Coordinate annotation records

━━━━━━

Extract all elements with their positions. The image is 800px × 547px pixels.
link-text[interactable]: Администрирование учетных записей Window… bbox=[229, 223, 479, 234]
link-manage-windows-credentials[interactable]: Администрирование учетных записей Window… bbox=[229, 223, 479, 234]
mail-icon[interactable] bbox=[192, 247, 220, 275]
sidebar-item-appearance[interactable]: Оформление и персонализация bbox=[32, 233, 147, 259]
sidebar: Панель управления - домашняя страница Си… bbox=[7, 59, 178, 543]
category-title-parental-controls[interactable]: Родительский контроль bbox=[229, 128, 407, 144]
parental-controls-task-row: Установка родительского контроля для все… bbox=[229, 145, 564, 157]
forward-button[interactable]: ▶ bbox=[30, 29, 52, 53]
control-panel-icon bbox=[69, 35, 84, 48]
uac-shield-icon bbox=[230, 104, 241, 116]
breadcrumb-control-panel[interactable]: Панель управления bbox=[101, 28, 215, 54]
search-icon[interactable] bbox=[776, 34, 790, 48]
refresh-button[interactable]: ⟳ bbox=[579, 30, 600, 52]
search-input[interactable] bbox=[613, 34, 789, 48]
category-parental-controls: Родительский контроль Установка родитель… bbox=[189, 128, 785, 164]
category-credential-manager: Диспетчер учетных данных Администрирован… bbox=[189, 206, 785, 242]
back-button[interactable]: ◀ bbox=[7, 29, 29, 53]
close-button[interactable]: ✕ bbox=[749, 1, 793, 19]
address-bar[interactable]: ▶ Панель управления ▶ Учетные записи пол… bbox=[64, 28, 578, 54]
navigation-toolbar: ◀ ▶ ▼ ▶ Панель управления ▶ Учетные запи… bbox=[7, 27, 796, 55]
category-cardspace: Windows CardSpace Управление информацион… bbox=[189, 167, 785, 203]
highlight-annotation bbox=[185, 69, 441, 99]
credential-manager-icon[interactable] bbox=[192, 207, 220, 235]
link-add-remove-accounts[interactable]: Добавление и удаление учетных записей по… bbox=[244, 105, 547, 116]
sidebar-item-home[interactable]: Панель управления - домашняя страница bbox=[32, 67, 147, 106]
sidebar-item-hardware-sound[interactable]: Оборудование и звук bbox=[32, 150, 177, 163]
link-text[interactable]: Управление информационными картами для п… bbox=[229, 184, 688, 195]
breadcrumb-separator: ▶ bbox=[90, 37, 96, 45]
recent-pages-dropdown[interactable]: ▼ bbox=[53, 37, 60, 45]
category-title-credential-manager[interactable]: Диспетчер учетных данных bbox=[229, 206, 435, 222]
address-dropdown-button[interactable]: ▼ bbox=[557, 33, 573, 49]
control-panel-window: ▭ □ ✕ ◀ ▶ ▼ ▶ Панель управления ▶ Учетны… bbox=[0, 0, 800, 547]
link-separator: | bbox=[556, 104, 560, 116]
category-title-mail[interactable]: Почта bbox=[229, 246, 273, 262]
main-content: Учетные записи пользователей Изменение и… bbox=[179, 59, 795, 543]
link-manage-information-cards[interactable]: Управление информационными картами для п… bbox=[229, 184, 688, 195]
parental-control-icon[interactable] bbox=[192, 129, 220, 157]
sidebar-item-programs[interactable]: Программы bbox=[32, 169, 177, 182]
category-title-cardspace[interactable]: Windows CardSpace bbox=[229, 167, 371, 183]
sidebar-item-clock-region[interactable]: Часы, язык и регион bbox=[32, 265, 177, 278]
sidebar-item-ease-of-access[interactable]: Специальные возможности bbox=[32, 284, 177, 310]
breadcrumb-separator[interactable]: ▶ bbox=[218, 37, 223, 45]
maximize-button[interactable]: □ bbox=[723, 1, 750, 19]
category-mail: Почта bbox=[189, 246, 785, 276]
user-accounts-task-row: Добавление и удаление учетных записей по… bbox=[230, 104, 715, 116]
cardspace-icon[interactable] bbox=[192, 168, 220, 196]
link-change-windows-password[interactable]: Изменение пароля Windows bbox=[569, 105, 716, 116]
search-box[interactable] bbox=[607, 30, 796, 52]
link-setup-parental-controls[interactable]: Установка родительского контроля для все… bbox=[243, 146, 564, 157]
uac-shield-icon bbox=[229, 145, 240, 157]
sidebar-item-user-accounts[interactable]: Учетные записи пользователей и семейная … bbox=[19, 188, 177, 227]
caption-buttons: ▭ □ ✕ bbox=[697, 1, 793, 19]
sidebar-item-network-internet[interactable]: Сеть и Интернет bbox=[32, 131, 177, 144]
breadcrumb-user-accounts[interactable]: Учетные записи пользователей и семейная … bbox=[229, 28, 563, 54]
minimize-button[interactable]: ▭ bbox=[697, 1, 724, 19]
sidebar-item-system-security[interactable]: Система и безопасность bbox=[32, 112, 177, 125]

━━━━━━

EXERCISE REQUIREMENTS:
Can you write out all of the records above again, with "bbox" renamed to "box" throughout and everything else left unchanged?

TASK RESPONSE:
Extract all elements with their positions. The image is 800px × 547px pixels.
link-text[interactable]: Администрирование учетных записей Window… box=[229, 223, 479, 234]
link-manage-windows-credentials[interactable]: Администрирование учетных записей Window… box=[229, 223, 479, 234]
mail-icon[interactable] box=[192, 247, 220, 275]
sidebar-item-appearance[interactable]: Оформление и персонализация box=[32, 233, 147, 259]
sidebar: Панель управления - домашняя страница Си… box=[7, 59, 178, 543]
category-title-parental-controls[interactable]: Родительский контроль box=[229, 128, 407, 144]
parental-controls-task-row: Установка родительского контроля для все… box=[229, 145, 564, 157]
forward-button[interactable]: ▶ box=[30, 29, 52, 53]
control-panel-icon box=[69, 35, 84, 48]
uac-shield-icon box=[230, 104, 241, 116]
breadcrumb-control-panel[interactable]: Панель управления box=[101, 28, 215, 54]
search-icon[interactable] box=[776, 34, 790, 48]
refresh-button[interactable]: ⟳ box=[579, 30, 600, 52]
search-input[interactable] box=[613, 34, 789, 48]
category-parental-controls: Родительский контроль Установка родитель… box=[189, 128, 785, 164]
category-credential-manager: Диспетчер учетных данных Администрирован… box=[189, 206, 785, 242]
back-button[interactable]: ◀ box=[7, 29, 29, 53]
close-button[interactable]: ✕ box=[749, 1, 793, 19]
address-bar[interactable]: ▶ Панель управления ▶ Учетные записи пол… box=[64, 28, 578, 54]
navigation-toolbar: ◀ ▶ ▼ ▶ Панель управления ▶ Учетные запи… box=[7, 27, 796, 55]
category-cardspace: Windows CardSpace Управление информацион… box=[189, 167, 785, 203]
highlight-annotation box=[185, 69, 441, 99]
credential-manager-icon[interactable] box=[192, 207, 220, 235]
link-add-remove-accounts[interactable]: Добавление и удаление учетных записей по… box=[244, 105, 547, 116]
sidebar-item-home[interactable]: Панель управления - домашняя страница box=[32, 67, 147, 106]
sidebar-item-hardware-sound[interactable]: Оборудование и звук box=[32, 150, 177, 163]
link-text[interactable]: Управление информационными картами для п… box=[229, 184, 688, 195]
breadcrumb-separator: ▶ box=[90, 37, 96, 45]
recent-pages-dropdown[interactable]: ▼ box=[53, 37, 60, 45]
category-title-credential-manager[interactable]: Диспетчер учетных данных box=[229, 206, 435, 222]
address-dropdown-button[interactable]: ▼ box=[557, 33, 573, 49]
control-panel-window: ▭ □ ✕ ◀ ▶ ▼ ▶ Панель управления ▶ Учетны… box=[0, 0, 800, 547]
link-separator: | box=[556, 104, 560, 116]
category-title-mail[interactable]: Почта box=[229, 246, 273, 262]
main-content: Учетные записи пользователей Изменение и… box=[179, 59, 795, 543]
link-manage-information-cards[interactable]: Управление информационными картами для п… box=[229, 184, 688, 195]
parental-control-icon[interactable] box=[192, 129, 220, 157]
sidebar-item-programs[interactable]: Программы box=[32, 169, 177, 182]
category-title-cardspace[interactable]: Windows CardSpace box=[229, 167, 371, 183]
sidebar-item-clock-region[interactable]: Часы, язык и регион box=[32, 265, 177, 278]
sidebar-item-ease-of-access[interactable]: Специальные возможности box=[32, 284, 177, 310]
breadcrumb-separator[interactable]: ▶ box=[218, 37, 223, 45]
maximize-button[interactable]: □ box=[723, 1, 750, 19]
category-mail: Почта box=[189, 246, 785, 276]
user-accounts-task-row: Добавление и удаление учетных записей по… box=[230, 104, 715, 116]
cardspace-icon[interactable] box=[192, 168, 220, 196]
link-change-windows-password[interactable]: Изменение пароля Windows box=[569, 105, 716, 116]
search-box[interactable] box=[607, 30, 796, 52]
link-setup-parental-controls[interactable]: Установка родительского контроля для все… box=[243, 146, 564, 157]
uac-shield-icon box=[229, 145, 240, 157]
sidebar-item-user-accounts[interactable]: Учетные записи пользователей и семейная … box=[19, 188, 177, 227]
caption-buttons: ▭ □ ✕ box=[697, 1, 793, 19]
sidebar-item-network-internet[interactable]: Сеть и Интернет box=[32, 131, 177, 144]
breadcrumb-user-accounts[interactable]: Учетные записи пользователей и семейная … box=[229, 28, 563, 54]
minimize-button[interactable]: ▭ box=[697, 1, 724, 19]
sidebar-item-system-security[interactable]: Система и безопасность box=[32, 112, 177, 125]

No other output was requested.